What to work on:
Keep only the lines of the data below that contain "Грозненский", and copy them.
>> begin
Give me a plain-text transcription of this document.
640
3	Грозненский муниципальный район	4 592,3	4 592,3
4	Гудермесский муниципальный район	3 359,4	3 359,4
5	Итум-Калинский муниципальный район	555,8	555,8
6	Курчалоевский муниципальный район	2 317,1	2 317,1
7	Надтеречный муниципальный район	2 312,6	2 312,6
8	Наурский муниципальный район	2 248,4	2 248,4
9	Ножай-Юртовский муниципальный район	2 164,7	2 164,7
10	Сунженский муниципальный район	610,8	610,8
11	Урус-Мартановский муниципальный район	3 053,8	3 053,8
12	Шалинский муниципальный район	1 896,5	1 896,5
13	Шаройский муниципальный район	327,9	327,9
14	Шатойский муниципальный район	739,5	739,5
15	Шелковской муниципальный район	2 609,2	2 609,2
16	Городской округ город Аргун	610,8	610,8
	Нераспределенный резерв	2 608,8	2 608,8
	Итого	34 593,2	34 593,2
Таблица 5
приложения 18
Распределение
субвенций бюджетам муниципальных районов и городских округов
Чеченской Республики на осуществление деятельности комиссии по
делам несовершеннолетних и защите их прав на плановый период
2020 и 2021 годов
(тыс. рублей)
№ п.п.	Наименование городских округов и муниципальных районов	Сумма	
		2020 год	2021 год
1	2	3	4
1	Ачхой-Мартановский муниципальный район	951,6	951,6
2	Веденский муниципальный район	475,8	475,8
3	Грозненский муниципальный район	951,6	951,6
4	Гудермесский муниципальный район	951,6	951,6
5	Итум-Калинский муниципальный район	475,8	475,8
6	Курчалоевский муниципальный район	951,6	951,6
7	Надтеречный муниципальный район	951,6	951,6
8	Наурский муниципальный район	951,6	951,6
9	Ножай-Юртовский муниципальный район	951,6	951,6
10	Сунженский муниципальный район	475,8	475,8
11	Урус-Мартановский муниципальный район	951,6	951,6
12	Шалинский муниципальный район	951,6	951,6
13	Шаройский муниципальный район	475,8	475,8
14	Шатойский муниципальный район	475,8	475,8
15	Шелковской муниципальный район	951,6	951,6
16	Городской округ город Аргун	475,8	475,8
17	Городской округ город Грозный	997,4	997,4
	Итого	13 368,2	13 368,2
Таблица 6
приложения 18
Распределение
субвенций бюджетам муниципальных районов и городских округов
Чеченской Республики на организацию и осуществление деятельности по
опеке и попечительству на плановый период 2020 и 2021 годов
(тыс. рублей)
>> end
>> begin
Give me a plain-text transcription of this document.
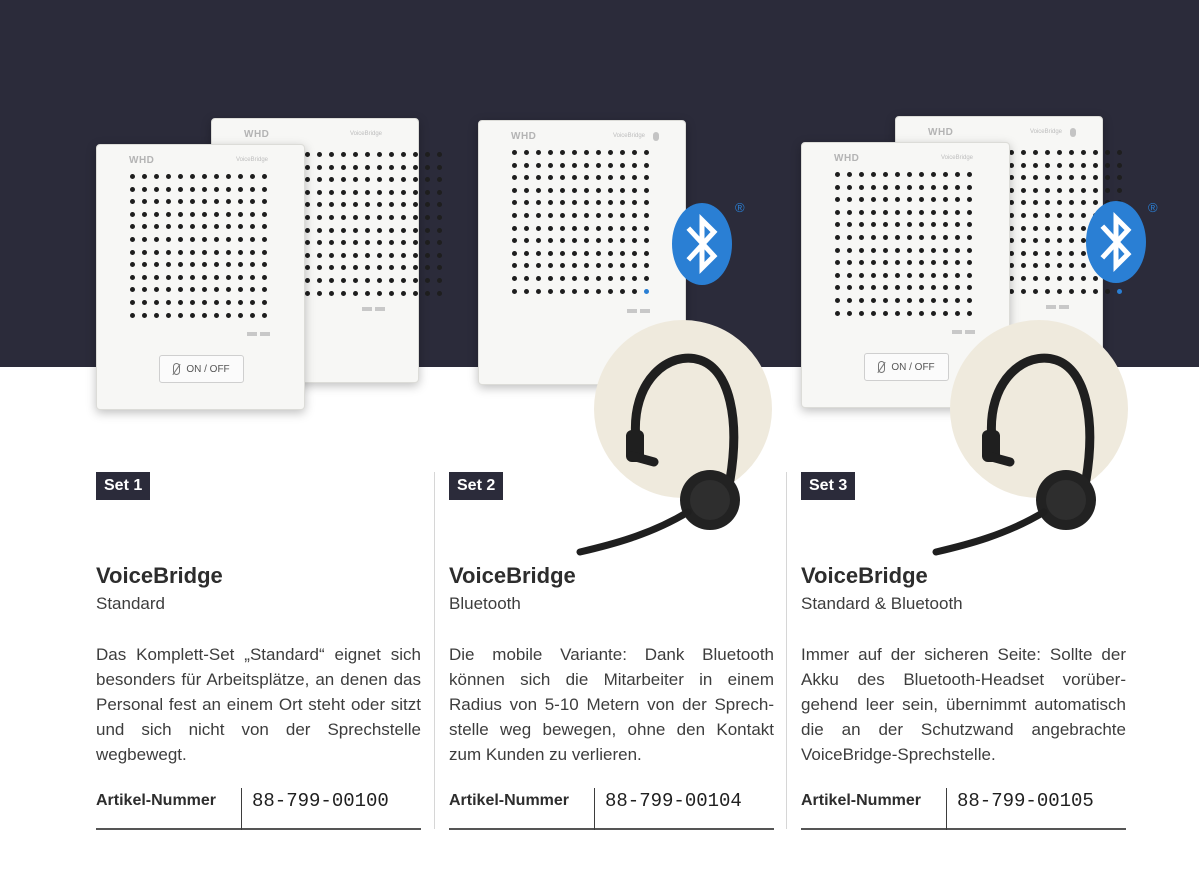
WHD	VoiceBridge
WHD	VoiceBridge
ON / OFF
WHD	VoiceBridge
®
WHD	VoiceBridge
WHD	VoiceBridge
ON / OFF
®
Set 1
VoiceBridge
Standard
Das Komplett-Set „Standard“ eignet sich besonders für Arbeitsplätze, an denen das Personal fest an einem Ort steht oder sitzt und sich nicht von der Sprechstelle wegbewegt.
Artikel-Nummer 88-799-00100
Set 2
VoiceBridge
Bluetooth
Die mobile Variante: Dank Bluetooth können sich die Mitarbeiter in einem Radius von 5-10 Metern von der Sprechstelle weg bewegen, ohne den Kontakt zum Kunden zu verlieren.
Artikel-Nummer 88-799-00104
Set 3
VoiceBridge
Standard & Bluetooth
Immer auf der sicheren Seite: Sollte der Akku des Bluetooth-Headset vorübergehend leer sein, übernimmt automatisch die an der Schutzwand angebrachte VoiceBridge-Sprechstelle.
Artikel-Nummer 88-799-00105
>> end
Solution to this problem:
3	Грозненский муниципальный район	4 592,3	4 592,3
3	Грозненский муниципальный район	951,6	951,6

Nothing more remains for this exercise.